**WHAT IS NEEDED:** A verbatim copy of the records is required, with all pictures left out.

**DATA FOR THE TASK:**
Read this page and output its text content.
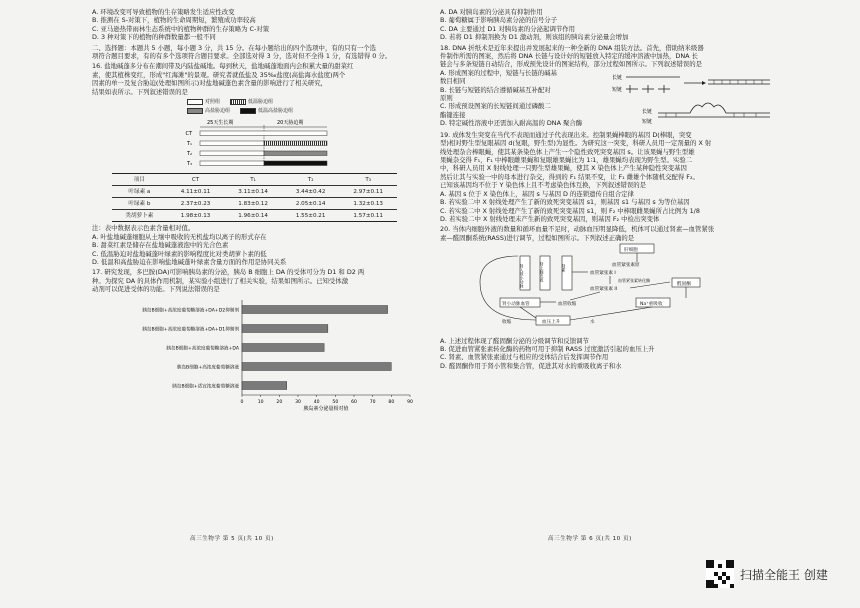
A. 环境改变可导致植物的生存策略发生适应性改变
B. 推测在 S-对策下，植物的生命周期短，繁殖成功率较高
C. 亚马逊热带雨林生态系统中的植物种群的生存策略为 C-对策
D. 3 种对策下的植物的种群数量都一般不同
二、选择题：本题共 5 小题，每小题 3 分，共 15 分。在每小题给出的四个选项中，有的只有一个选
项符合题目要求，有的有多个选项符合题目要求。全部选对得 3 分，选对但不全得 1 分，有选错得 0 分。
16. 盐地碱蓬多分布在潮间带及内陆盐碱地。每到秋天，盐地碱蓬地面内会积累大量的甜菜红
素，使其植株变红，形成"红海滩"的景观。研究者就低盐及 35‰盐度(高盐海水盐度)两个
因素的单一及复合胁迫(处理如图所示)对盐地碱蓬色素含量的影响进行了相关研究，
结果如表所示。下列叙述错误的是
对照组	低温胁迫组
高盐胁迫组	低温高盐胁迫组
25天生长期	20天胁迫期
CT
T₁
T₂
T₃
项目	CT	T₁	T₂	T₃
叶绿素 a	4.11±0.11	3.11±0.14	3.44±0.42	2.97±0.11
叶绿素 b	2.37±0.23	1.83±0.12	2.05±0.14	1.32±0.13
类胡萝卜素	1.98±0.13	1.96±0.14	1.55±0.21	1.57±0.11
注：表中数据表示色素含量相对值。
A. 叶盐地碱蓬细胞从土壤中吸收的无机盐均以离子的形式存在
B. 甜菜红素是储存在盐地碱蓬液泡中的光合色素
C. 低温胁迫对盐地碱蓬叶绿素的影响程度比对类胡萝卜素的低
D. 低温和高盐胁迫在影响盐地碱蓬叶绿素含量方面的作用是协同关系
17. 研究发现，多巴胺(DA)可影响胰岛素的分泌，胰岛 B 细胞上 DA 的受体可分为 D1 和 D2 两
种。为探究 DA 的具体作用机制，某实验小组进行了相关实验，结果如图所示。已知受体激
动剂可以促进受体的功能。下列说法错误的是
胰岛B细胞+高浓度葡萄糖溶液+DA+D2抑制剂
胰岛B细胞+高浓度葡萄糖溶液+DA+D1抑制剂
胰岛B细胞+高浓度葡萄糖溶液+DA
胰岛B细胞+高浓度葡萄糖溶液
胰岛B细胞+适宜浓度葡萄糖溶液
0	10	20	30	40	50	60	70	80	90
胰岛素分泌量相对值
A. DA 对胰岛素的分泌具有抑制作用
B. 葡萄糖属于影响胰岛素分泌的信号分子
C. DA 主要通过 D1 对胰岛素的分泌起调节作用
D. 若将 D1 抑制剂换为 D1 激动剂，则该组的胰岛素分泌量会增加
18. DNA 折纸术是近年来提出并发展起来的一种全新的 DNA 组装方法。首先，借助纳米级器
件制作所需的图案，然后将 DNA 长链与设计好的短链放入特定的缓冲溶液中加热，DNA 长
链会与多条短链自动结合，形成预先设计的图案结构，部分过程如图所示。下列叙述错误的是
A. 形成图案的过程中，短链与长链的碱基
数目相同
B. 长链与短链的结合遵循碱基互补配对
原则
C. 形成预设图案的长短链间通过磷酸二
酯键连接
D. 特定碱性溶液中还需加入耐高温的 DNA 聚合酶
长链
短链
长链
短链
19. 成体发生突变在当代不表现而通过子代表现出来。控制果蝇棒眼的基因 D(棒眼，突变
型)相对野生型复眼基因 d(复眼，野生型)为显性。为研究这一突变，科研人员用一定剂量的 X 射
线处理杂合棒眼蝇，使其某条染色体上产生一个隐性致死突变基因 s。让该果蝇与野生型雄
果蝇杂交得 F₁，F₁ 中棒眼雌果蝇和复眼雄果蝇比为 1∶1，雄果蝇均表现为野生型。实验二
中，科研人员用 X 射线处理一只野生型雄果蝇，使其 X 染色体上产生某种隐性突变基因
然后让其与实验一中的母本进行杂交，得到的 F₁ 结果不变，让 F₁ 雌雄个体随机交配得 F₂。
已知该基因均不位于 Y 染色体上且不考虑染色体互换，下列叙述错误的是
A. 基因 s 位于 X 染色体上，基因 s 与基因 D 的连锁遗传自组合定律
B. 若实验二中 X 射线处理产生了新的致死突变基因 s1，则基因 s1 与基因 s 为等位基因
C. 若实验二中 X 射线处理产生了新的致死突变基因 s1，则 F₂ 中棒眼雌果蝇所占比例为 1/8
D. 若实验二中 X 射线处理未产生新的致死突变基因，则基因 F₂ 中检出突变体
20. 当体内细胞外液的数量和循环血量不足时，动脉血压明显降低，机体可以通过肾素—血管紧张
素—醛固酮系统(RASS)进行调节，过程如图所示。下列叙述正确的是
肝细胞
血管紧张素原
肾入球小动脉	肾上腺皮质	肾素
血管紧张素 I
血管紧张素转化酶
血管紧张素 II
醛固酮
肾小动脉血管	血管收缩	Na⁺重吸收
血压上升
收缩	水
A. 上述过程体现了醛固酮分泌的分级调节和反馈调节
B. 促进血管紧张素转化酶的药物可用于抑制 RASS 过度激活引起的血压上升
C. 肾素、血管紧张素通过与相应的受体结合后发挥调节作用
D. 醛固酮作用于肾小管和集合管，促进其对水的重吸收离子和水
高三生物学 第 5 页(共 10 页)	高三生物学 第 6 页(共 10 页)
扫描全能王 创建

**ANSWER IN FULL:**
Read this page and output its text content.
A. 环境改变可导致植物的生存策略发生适应性改变
B. 推测在 S-对策下，植物的生命周期短，繁殖成功率较高
C. 亚马逊热带雨林生态系统中的植物种群的生存策略为 C-对策
D. 3 种对策下的植物的种群数量都一般不同
二、选择题：本题共 5 小题，每小题 3 分，共 15 分。在每小题给出的四个选项中，有的只有一个选
项符合题目要求，有的有多个选项符合题目要求。全部选对得 3 分，选对但不全得 1 分，有选错得 0 分。
16. 盐地碱蓬多分布在潮间带及内陆盐碱地。每到秋天，盐地碱蓬地面内会积累大量的甜菜红
素，使其植株变红，形成"红海滩"的景观。研究者就低盐及 35‰盐度(高盐海水盐度)两个
因素的单一及复合胁迫(处理如图所示)对盐地碱蓬色素含量的影响进行了相关研究，
结果如表所示。下列叙述错误的是
对照组	低温胁迫组
高盐胁迫组	低温高盐胁迫组
25天生长期	20天胁迫期
CT
T₁
T₂
T₃
项目	CT	T₁	T₂	T₃
叶绿素 a	4.11±0.11	3.11±0.14	3.44±0.42	2.97±0.11
叶绿素 b	2.37±0.23	1.83±0.12	2.05±0.14	1.32±0.13
类胡萝卜素	1.98±0.13	1.96±0.14	1.55±0.21	1.57±0.11
注：表中数据表示色素含量相对值。
A. 叶盐地碱蓬细胞从土壤中吸收的无机盐均以离子的形式存在
B. 甜菜红素是储存在盐地碱蓬液泡中的光合色素
C. 低温胁迫对盐地碱蓬叶绿素的影响程度比对类胡萝卜素的低
D. 低温和高盐胁迫在影响盐地碱蓬叶绿素含量方面的作用是协同关系
17. 研究发现，多巴胺(DA)可影响胰岛素的分泌，胰岛 B 细胞上 DA 的受体可分为 D1 和 D2 两
种。为探究 DA 的具体作用机制，某实验小组进行了相关实验，结果如图所示。已知受体激
动剂可以促进受体的功能。下列说法错误的是
胰岛B细胞+高浓度葡萄糖溶液+DA+D2抑制剂
胰岛B细胞+高浓度葡萄糖溶液+DA+D1抑制剂
胰岛B细胞+高浓度葡萄糖溶液+DA
胰岛B细胞+高浓度葡萄糖溶液
胰岛B细胞+适宜浓度葡萄糖溶液
0	10	20	30	40	50	60	70	80	90
胰岛素分泌量相对值
A. DA 对胰岛素的分泌具有抑制作用
B. 葡萄糖属于影响胰岛素分泌的信号分子
C. DA 主要通过 D1 对胰岛素的分泌起调节作用
D. 若将 D1 抑制剂换为 D1 激动剂，则该组的胰岛素分泌量会增加
18. DNA 折纸术是近年来提出并发展起来的一种全新的 DNA 组装方法。首先，借助纳米级器
件制作所需的图案，然后将 DNA 长链与设计好的短链放入特定的缓冲溶液中加热，DNA 长
链会与多条短链自动结合，形成预先设计的图案结构，部分过程如图所示。下列叙述错误的是
A. 形成图案的过程中，短链与长链的碱基
数目相同
B. 长链与短链的结合遵循碱基互补配对
原则
C. 形成预设图案的长短链间通过磷酸二
酯键连接
D. 特定碱性溶液中还需加入耐高温的 DNA 聚合酶
长链
短链
长链
短链
19. 成体发生突变在当代不表现而通过子代表现出来。控制果蝇棒眼的基因 D(棒眼，突变
型)相对野生型复眼基因 d(复眼，野生型)为显性。为研究这一突变，科研人员用一定剂量的 X 射
线处理杂合棒眼蝇，使其某条染色体上产生一个隐性致死突变基因 s。让该果蝇与野生型雄
果蝇杂交得 F₁，F₁ 中棒眼雌果蝇和复眼雄果蝇比为 1∶1，雄果蝇均表现为野生型。实验二
中，科研人员用 X 射线处理一只野生型雄果蝇，使其 X 染色体上产生某种隐性突变基因
然后让其与实验一中的母本进行杂交，得到的 F₁ 结果不变，让 F₁ 雌雄个体随机交配得 F₂。
已知该基因均不位于 Y 染色体上且不考虑染色体互换，下列叙述错误的是
A. 基因 s 位于 X 染色体上，基因 s 与基因 D 的连锁遗传自组合定律
B. 若实验二中 X 射线处理产生了新的致死突变基因 s1，则基因 s1 与基因 s 为等位基因
C. 若实验二中 X 射线处理产生了新的致死突变基因 s1，则 F₂ 中棒眼雌果蝇所占比例为 1/8
D. 若实验二中 X 射线处理未产生新的致死突变基因，则基因 F₂ 中检出突变体
20. 当体内细胞外液的数量和循环血量不足时，动脉血压明显降低，机体可以通过肾素—血管紧张
素—醛固酮系统(RASS)进行调节，过程如图所示。下列叙述正确的是
肝细胞
血管紧张素原
肾入球小动脉	肾上腺皮质	肾素
血管紧张素 I
血管紧张素转化酶
血管紧张素 II
醛固酮
肾小动脉血管	血管收缩	Na⁺重吸收
血压上升
收缩	水
A. 上述过程体现了醛固酮分泌的分级调节和反馈调节
B. 促进血管紧张素转化酶的药物可用于抑制 RASS 过度激活引起的血压上升
C. 肾素、血管紧张素通过与相应的受体结合后发挥调节作用
D. 醛固酮作用于肾小管和集合管，促进其对水的重吸收离子和水
高三生物学 第 5 页(共 10 页)	高三生物学 第 6 页(共 10 页)
扫描全能王 创建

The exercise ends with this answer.